Selection:
+--

Can we subtract a trigonometric term from a polynomial?

Question

Can we find the root of a function like $f(x) = x^2-\cos(x)$ using accurate algebra or do we need to resort to numerical methods approximations?

thanks.

Answer 1

The answer to your posed problem cannot be expressed in general in terms of elementary formulas in closed form. So in practice, numerical root finding is the only way to go. Luckily, for your question finding a root approximately is not that hard using Newton's method.

+--

Source data

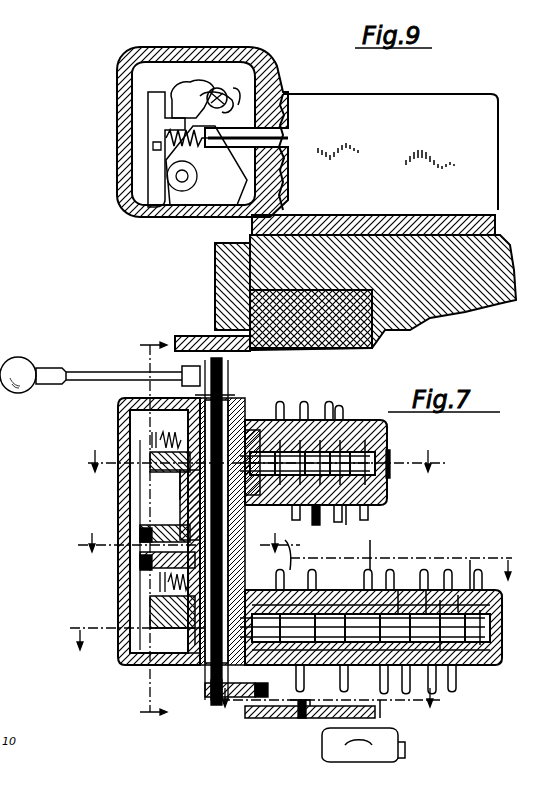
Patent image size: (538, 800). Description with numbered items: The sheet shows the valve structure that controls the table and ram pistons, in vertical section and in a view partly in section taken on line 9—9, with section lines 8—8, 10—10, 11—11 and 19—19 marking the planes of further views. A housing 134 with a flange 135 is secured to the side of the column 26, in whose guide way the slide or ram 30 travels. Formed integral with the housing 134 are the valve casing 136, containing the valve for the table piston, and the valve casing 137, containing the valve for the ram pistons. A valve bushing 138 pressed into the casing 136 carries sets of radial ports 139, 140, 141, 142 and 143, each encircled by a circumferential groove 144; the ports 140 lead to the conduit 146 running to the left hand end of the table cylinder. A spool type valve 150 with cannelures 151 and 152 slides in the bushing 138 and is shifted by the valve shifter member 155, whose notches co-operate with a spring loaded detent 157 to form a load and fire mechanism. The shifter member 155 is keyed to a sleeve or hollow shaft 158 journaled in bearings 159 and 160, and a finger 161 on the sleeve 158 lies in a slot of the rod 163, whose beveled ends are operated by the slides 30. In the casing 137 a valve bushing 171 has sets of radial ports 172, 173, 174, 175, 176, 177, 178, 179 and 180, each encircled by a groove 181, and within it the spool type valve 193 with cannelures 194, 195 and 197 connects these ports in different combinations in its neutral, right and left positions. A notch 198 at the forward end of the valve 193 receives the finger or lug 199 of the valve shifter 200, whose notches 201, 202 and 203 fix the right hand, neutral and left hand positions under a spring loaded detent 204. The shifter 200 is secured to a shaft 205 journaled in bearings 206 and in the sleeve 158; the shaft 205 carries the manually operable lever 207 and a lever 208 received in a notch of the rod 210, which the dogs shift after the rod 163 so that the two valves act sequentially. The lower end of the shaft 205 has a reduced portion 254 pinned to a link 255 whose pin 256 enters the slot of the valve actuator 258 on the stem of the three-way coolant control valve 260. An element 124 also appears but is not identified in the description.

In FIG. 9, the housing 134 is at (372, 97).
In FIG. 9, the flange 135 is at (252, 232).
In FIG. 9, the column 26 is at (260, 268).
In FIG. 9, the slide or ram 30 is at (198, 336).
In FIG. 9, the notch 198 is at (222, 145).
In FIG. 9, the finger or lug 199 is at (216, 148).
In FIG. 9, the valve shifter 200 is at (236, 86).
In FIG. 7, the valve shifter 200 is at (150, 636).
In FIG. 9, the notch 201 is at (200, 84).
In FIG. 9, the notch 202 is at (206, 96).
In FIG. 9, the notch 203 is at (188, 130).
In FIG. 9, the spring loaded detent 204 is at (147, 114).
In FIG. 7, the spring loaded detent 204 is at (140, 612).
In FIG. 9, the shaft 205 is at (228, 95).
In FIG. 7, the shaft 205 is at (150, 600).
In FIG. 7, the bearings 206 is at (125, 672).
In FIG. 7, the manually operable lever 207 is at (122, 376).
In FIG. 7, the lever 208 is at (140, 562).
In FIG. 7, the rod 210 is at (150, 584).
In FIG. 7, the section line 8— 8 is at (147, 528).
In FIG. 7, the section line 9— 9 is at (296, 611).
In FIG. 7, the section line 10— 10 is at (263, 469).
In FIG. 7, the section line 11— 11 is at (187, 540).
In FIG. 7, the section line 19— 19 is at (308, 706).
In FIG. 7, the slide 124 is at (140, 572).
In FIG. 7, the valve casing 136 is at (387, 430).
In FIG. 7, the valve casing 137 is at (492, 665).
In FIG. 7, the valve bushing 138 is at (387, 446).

+--

What you have to do: Rewrite the portion of the root-finding thread starting at "Can we find" and ending at "using Newton's method.", putting "the bisection method" in place of "Newton's method". The source data has no connection to the root-finding thread.

Full response:
Can we find the root of a function like $f(x) = x^2-\cos(x)$ using accurate algebra or do we need to resort to numerical methods approximations?

thanks.

Answer 1

The answer to your posed problem cannot be expressed in general in terms of elementary formulas in closed form. So in practice, numerical root finding is the only way to go. Luckily, for your question finding a root approximately is not that hard using the bisection method.